#### [MATERIAL FOR THE TASK]
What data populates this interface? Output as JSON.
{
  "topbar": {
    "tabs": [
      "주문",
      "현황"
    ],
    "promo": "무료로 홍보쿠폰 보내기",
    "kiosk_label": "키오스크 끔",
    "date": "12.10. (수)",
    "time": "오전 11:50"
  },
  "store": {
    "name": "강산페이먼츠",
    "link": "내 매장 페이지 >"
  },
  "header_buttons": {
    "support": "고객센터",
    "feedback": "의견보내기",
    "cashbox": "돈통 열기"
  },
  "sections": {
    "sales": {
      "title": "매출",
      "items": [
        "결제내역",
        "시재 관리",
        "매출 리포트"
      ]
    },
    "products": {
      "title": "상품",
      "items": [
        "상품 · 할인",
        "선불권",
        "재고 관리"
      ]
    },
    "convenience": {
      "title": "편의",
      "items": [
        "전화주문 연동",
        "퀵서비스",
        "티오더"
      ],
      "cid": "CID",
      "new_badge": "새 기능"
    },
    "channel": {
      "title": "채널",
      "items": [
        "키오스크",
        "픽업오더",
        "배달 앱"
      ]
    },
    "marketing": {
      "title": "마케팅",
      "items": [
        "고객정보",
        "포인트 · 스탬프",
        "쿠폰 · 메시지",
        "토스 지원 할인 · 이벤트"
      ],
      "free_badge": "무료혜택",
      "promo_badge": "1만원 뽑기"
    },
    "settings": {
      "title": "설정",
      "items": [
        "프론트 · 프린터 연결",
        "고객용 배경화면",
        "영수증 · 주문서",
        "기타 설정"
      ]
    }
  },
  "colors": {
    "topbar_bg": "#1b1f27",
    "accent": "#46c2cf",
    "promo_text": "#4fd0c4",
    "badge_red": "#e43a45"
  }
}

#### [DO THIS]
Give the data again, exactly as it stands.

#### [OUTPUT FOR THIS TASK]
What data populates this interface? Output as JSON.
{
  "topbar": {
    "tabs": [
      "주문",
      "현황"
    ],
    "promo": "무료로 홍보쿠폰 보내기",
    "kiosk_label": "키오스크 끔",
    "date": "12.10. (수)",
    "time": "오전 11:50"
  },
  "store": {
    "name": "강산페이먼츠",
    "link": "내 매장 페이지 >"
  },
  "header_buttons": {
    "support": "고객센터",
    "feedback": "의견보내기",
    "cashbox": "돈통 열기"
  },
  "sections": {
    "sales": {
      "title": "매출",
      "items": [
        "결제내역",
        "시재 관리",
        "매출 리포트"
      ]
    },
    "products": {
      "title": "상품",
      "items": [
        "상품 · 할인",
        "선불권",
        "재고 관리"
      ]
    },
    "convenience": {
      "title": "편의",
      "items": [
        "전화주문 연동",
        "퀵서비스",
        "티오더"
      ],
      "cid": "CID",
      "new_badge": "새 기능"
    },
    "channel": {
      "title": "채널",
      "items": [
        "키오스크",
        "픽업오더",
        "배달 앱"
      ]
    },
    "marketing": {
      "title": "마케팅",
      "items": [
        "고객정보",
        "포인트 · 스탬프",
        "쿠폰 · 메시지",
        "토스 지원 할인 · 이벤트"
      ],
      "free_badge": "무료혜택",
      "promo_badge": "1만원 뽑기"
    },
    "settings": {
      "title": "설정",
      "items": [
        "프론트 · 프린터 연결",
        "고객용 배경화면",
        "영수증 · 주문서",
        "기타 설정"
      ]
    }
  },
  "colors": {
    "topbar_bg": "#1b1f27",
    "accent": "#46c2cf",
    "promo_text": "#4fd0c4",
    "badge_red": "#e43a45"
  }
}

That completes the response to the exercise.